**Directions for this task**
Go through the listing and write out all of it exactly.

# # # # # # #

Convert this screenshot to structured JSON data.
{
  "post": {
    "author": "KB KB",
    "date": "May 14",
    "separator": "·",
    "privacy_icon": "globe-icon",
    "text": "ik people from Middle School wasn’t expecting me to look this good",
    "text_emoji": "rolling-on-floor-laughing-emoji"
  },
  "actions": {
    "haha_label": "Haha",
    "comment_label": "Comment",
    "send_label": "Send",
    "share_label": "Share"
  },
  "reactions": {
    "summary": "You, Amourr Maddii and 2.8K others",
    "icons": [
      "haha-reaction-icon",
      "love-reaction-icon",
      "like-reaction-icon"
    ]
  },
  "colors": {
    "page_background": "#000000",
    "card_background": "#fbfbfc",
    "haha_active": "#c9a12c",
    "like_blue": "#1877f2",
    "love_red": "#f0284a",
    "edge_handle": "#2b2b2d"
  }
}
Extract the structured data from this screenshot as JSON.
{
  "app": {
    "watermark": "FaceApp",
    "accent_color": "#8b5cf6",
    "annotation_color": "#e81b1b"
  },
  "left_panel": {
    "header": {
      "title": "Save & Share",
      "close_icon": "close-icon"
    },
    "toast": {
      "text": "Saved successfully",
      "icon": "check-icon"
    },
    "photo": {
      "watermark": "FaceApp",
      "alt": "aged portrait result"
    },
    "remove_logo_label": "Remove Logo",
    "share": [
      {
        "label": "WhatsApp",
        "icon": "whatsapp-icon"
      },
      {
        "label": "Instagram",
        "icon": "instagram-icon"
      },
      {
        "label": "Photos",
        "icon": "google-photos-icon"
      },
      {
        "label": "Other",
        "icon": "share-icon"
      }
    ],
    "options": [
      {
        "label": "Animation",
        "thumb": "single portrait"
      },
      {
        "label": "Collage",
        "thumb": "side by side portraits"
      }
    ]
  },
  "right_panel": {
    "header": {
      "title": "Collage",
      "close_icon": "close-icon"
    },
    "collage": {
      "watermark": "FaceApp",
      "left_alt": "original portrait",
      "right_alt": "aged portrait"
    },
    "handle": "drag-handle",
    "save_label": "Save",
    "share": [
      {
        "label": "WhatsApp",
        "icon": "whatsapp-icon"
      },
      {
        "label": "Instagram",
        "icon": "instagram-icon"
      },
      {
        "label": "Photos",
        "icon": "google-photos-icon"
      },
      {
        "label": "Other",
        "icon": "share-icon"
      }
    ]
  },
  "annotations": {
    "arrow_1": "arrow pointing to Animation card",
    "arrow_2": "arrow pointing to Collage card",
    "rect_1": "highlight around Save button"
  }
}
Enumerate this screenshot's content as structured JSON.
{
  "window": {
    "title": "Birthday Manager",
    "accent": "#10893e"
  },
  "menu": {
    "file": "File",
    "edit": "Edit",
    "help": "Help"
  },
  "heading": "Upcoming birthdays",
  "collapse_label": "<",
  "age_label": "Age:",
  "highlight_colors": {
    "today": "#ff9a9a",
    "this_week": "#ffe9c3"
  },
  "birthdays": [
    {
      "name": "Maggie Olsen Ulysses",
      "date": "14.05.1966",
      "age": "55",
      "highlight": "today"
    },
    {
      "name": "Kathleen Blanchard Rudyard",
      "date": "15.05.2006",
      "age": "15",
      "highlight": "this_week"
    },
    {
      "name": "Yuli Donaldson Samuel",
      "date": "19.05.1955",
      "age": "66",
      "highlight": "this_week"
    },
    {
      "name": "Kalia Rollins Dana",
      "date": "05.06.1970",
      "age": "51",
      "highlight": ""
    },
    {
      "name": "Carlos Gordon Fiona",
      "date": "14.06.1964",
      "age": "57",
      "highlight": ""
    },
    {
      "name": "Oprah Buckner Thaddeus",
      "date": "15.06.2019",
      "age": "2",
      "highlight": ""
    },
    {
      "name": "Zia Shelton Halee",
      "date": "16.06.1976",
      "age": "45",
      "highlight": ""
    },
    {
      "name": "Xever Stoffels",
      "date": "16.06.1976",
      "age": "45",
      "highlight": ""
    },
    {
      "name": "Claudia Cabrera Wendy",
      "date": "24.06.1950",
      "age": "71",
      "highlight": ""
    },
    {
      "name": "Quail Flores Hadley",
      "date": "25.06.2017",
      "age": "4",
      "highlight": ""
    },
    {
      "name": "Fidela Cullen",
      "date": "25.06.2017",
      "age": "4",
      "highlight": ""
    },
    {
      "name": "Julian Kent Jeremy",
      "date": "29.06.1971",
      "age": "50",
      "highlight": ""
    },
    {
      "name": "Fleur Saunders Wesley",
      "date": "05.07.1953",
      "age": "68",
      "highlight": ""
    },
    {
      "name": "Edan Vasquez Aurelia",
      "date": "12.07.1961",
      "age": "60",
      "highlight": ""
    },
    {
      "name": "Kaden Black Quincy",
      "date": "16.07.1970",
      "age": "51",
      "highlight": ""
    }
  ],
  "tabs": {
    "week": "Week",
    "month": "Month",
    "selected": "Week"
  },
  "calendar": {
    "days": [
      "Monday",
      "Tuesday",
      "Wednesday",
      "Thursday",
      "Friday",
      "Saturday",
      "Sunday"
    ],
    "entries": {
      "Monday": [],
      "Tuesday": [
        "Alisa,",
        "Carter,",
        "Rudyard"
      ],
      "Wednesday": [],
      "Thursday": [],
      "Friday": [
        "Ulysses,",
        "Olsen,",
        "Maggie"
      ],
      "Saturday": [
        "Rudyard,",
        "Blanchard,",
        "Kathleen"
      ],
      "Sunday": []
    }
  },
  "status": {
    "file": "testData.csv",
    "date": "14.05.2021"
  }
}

# # # # # # #

**Written response**
Convert this screenshot to structured JSON data.
{
  "post": {
    "author": "KB KB",
    "date": "May 14",
    "separator": "·",
    "privacy_icon": "globe-icon",
    "text": "ik people from Middle School wasn’t expecting me to look this good",
    "text_emoji": "rolling-on-floor-laughing-emoji"
  },
  "actions": {
    "haha_label": "Haha",
    "comment_label": "Comment",
    "send_label": "Send",
    "share_label": "Share"
  },
  "reactions": {
    "summary": "You, Amourr Maddii and 2.8K others",
    "icons": [
      "haha-reaction-icon",
      "love-reaction-icon",
      "like-reaction-icon"
    ]
  },
  "colors": {
    "page_background": "#000000",
    "card_background": "#fbfbfc",
    "haha_active": "#c9a12c",
    "like_blue": "#1877f2",
    "love_red": "#f0284a",
    "edge_handle": "#2b2b2d"
  }
}
Extract the structured data from this screenshot as JSON.
{
  "app": {
    "watermark": "FaceApp",
    "accent_color": "#8b5cf6",
    "annotation_color": "#e81b1b"
  },
  "left_panel": {
    "header": {
      "title": "Save & Share",
      "close_icon": "close-icon"
    },
    "toast": {
      "text": "Saved successfully",
      "icon": "check-icon"
    },
    "photo": {
      "watermark": "FaceApp",
      "alt": "aged portrait result"
    },
    "remove_logo_label": "Remove Logo",
    "share": [
      {
        "label": "WhatsApp",
        "icon": "whatsapp-icon"
      },
      {
        "label": "Instagram",
        "icon": "instagram-icon"
      },
      {
        "label": "Photos",
        "icon": "google-photos-icon"
      },
      {
        "label": "Other",
        "icon": "share-icon"
      }
    ],
    "options": [
      {
        "label": "Animation",
        "thumb": "single portrait"
      },
      {
        "label": "Collage",
        "thumb": "side by side portraits"
      }
    ]
  },
  "right_panel": {
    "header": {
      "title": "Collage",
      "close_icon": "close-icon"
    },
    "collage": {
      "watermark": "FaceApp",
      "left_alt": "original portrait",
      "right_alt": "aged portrait"
    },
    "handle": "drag-handle",
    "save_label": "Save",
    "share": [
      {
        "label": "WhatsApp",
        "icon": "whatsapp-icon"
      },
      {
        "label": "Instagram",
        "icon": "instagram-icon"
      },
      {
        "label": "Photos",
        "icon": "google-photos-icon"
      },
      {
        "label": "Other",
        "icon": "share-icon"
      }
    ]
  },
  "annotations": {
    "arrow_1": "arrow pointing to Animation card",
    "arrow_2": "arrow pointing to Collage card",
    "rect_1": "highlight around Save button"
  }
}
Enumerate this screenshot's content as structured JSON.
{
  "window": {
    "title": "Birthday Manager",
    "accent": "#10893e"
  },
  "menu": {
    "file": "File",
    "edit": "Edit",
    "help": "Help"
  },
  "heading": "Upcoming birthdays",
  "collapse_label": "<",
  "age_label": "Age:",
  "highlight_colors": {
    "today": "#ff9a9a",
    "this_week": "#ffe9c3"
  },
  "birthdays": [
    {
      "name": "Maggie Olsen Ulysses",
      "date": "14.05.1966",
      "age": "55",
      "highlight": "today"
    },
    {
      "name": "Kathleen Blanchard Rudyard",
      "date": "15.05.2006",
      "age": "15",
      "highlight": "this_week"
    },
    {
      "name": "Yuli Donaldson Samuel",
      "date": "19.05.1955",
      "age": "66",
      "highlight": "this_week"
    },
    {
      "name": "Kalia Rollins Dana",
      "date": "05.06.1970",
      "age": "51",
      "highlight": ""
    },
    {
      "name": "Carlos Gordon Fiona",
      "date": "14.06.1964",
      "age": "57",
      "highlight": ""
    },
    {
      "name": "Oprah Buckner Thaddeus",
      "date": "15.06.2019",
      "age": "2",
      "highlight": ""
    },
    {
      "name": "Zia Shelton Halee",
      "date": "16.06.1976",
      "age": "45",
      "highlight": ""
    },
    {
      "name": "Xever Stoffels",
      "date": "16.06.1976",
      "age": "45",
      "highlight": ""
    },
    {
      "name": "Claudia Cabrera Wendy",
      "date": "24.06.1950",
      "age": "71",
      "highlight": ""
    },
    {
      "name": "Quail Flores Hadley",
      "date": "25.06.2017",
      "age": "4",
      "highlight": ""
    },
    {
      "name": "Fidela Cullen",
      "date": "25.06.2017",
      "age": "4",
      "highlight": ""
    },
    {
      "name": "Julian Kent Jeremy",
      "date": "29.06.1971",
      "age": "50",
      "highlight": ""
    },
    {
      "name": "Fleur Saunders Wesley",
      "date": "05.07.1953",
      "age": "68",
      "highlight": ""
    },
    {
      "name": "Edan Vasquez Aurelia",
      "date": "12.07.1961",
      "age": "60",
      "highlight": ""
    },
    {
      "name": "Kaden Black Quincy",
      "date": "16.07.1970",
      "age": "51",
      "highlight": ""
    }
  ],
  "tabs": {
    "week": "Week",
    "month": "Month",
    "selected": "Week"
  },
  "calendar": {
    "days": [
      "Monday",
      "Tuesday",
      "Wednesday",
      "Thursday",
      "Friday",
      "Saturday",
      "Sunday"
    ],
    "entries": {
      "Monday": [],
      "Tuesday": [
        "Alisa,",
        "Carter,",
        "Rudyard"
      ],
      "Wednesday": [],
      "Thursday": [],
      "Friday": [
        "Ulysses,",
        "Olsen,",
        "Maggie"
      ],
      "Saturday": [
        "Rudyard,",
        "Blanchard,",
        "Kathleen"
      ],
      "Sunday": []
    }
  },
  "status": {
    "file": "testData.csv",
    "date": "14.05.2021"
  }
}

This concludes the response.